Você está proibido sentir e a arte é a sua maior ameaça
Você está proibido de sentir.
Você vive em uma sociedade controlada por um regime totalitário que embarga os seus sentimentos.
Você é obrigado a usar, diariamente, uma droga chamada Prozium, que anestesia as suas emoções.
Obras de arte, livros, filmes, músicas e quaisquer elementos provenientes da criatividade e sensibilidade humana são uma ameaça e imediatamente destruídos quando encontrados. Lendo está newsletter, você está infringindo a lei.
A proibição de manifestações emocionais também se estende para as relações: casais dormem em camas separadas, filhos chamam os pais pelo nome, ausência de animais domésticos.
Se você ver alguém chorando ou gargalhando, deve denunciar imediatamente.
Mas afinal, por que neutralizar seus sentimentos?
Sentir é a maior desolação da humanidade. Provoca disputas, ganância, competitividade, egoísmo e catástrofes. Após uma terceira, e devastadora, guerra mundial, a humanidade viu-se à beira de uma extinção. Não haveria chance de sobrevivência a um quarto conflito dessa magnitude. Uma nova ordem foi consolidada para prevenir qualquer tipo de tensão pessoal, interpessoal e entre países. Guerra nunca mais!
Recorrer ao cinema para a materialização de distopias futuristas é algo que almejo muito como roteirista, mas essa realidade, não fui eu quem inventei. Essa distopia é retratada no filme de ficção científica Equilibrium (2002), estrelado por Christian Bale e dirigido e roteirizado por Kurt Winner. Dentro do universo cinematográfico de sci-fis, essa obra é esnobada e pouco comentada. Assisti há pouquíssimo tempo, fazendo pesquisa para um novo trabalho de roteiro.
Apesar de abarcar questões narrativas que me incomodaram, e para os que já conhecem os clássicos de George Orwell, Ray Bradbury e Aldous Huxley, possa parecer uma história batida, Equilibrium contempla cenas excepcionais e cumpre o papel de uma boa ficção científica em levantar diversas provocações acerca da natureza humana.
Sobre as reflexões que ficaram martelando na minha cabeça, fiquei matutando: ao invés de controlar as pessoas com a falta de informação, é a falta de emoção que torna as pessoas controláveis e, além do Prozium, a proibição da arte é um dos maiores mecanismos utilizados pelo regime totalitário para manter a população imersa na conformidade e na obediência.
Conforme visto logo no início do filme, o protagonista John Preston (Christian Bale), um oficial de elite, vai até um local onde “terroristas” estão escondendo pinturas. Ele dá a ordem para seus subordinados queimarem tudo. Vemos a Monalisa (original) borbulhando no fogo. Essa cena de abertura nos faz mergulhar na visualização da arte como grande ameaça ao status quo, contemplando um alto grau de periculosidade em despertar emoções nos cidadãos e levar ao questionamento sobre a ordem dominante. Tanto que, além de incinerar qualquer obra, as pessoas que experimentam ou escondem arte também são fadadas ao fogo.

Tarefa 1 >> Traduza para o inglês esta frase do trecho fornecido: "Você é obrigado a usar, diariamente, uma droga chamada Prozium, que anestesia as suas emoções."
Tarefa 2 >> Explique em até três frases por que, segundo o trecho fornecido, o regime proíbe os sentimentos.
Tarefa 3 >> Devolva, sem qualquer alteração, toda a parte do trecho fornecido que vai de "Obras de arte, livros, filmes, músicas" até "deve denunciar imediatamente.".
As linhas não têm papel algum nestas tarefas.

Material exibido >>
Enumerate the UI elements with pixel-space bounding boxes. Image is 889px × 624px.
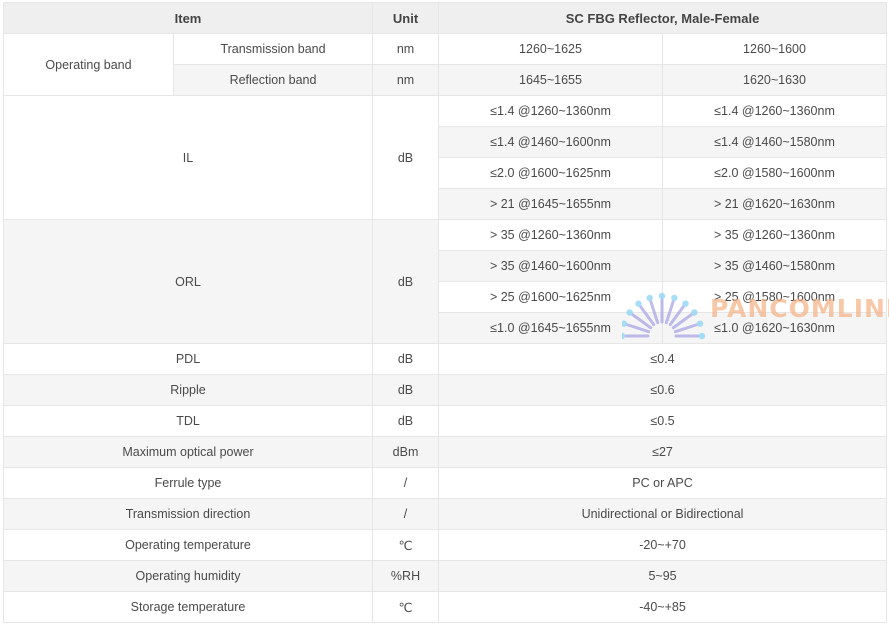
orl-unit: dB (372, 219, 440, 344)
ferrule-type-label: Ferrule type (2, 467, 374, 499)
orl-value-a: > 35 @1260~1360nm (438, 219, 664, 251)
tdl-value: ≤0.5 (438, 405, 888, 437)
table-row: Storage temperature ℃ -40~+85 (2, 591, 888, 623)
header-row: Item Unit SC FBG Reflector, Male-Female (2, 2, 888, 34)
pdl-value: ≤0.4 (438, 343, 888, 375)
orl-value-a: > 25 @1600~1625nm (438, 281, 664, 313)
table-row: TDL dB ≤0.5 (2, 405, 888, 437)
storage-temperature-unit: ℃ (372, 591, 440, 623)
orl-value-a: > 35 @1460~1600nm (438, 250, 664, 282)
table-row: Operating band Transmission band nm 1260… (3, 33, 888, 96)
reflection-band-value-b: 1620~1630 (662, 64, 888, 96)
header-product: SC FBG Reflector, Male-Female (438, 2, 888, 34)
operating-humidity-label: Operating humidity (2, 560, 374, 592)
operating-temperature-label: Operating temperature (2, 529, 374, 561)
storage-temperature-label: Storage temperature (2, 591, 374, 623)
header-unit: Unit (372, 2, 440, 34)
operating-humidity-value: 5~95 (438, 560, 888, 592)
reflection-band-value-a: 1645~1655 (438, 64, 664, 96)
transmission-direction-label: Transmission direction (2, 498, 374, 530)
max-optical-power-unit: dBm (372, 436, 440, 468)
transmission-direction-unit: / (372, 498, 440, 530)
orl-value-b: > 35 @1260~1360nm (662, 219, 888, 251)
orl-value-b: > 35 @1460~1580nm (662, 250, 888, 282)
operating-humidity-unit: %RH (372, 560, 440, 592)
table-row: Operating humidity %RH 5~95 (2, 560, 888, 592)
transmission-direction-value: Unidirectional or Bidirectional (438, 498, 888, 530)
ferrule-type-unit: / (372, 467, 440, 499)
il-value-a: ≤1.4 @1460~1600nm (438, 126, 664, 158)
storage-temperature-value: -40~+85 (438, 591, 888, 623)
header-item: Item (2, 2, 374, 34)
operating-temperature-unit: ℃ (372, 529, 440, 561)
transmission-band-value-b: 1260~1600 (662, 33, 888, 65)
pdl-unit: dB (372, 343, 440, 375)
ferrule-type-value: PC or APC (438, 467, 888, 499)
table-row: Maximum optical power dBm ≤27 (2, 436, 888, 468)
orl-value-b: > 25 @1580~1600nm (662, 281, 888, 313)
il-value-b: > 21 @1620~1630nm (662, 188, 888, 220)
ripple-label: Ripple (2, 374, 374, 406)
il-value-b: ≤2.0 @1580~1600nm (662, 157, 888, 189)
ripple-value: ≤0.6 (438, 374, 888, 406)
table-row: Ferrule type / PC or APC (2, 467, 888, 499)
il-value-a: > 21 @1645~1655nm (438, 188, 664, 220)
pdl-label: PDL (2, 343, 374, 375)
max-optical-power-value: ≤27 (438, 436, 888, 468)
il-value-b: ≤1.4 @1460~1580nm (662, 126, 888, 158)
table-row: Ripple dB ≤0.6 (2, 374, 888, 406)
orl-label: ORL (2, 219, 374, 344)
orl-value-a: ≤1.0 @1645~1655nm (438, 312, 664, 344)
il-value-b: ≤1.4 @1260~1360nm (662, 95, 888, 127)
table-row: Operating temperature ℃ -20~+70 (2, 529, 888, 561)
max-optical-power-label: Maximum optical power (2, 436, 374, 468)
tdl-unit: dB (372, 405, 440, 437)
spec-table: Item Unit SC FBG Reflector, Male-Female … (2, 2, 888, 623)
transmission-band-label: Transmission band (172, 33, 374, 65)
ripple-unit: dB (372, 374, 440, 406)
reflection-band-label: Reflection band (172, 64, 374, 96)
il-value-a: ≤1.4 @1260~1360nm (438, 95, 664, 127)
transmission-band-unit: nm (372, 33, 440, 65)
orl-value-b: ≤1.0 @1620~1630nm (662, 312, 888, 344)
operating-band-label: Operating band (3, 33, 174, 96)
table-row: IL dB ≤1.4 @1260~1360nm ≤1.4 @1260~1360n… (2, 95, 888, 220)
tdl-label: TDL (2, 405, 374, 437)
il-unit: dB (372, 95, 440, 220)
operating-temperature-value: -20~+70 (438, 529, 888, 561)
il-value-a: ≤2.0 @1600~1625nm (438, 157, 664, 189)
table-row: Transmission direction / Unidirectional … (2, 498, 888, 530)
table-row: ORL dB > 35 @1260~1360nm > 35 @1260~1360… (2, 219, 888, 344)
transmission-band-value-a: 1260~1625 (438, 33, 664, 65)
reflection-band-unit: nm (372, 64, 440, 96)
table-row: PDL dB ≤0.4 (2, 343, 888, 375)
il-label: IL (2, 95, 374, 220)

Resposta 1 >> You are required to take, every day, a drug called Prozium, which numbs your emotions.

Resposta 2 >> Segundo o texto, sentir provoca disputas, ganância, competitividade, egoísmo e catástrofes. Depois de uma terceira e devastadora guerra mundial, a humanidade ficou à beira da extinção e não sobreviveria a um quarto conflito dessa magnitude. Por isso, uma nova ordem foi consolidada para prevenir qualquer tensão pessoal, interpessoal e entre países.

Resposta 3 >>
Obras de arte, livros, filmes, músicas e quaisquer elementos provenientes da criatividade e sensibilidade humana são uma ameaça e imediatamente destruídos quando encontrados. Lendo está newsletter, você está infringindo a lei.
A proibição de manifestações emocionais também se estende para as relações: casais dormem em camas separadas, filhos chamam os pais pelo nome, ausência de animais domésticos.
Se você ver alguém chorando ou gargalhando, deve denunciar imediatamente.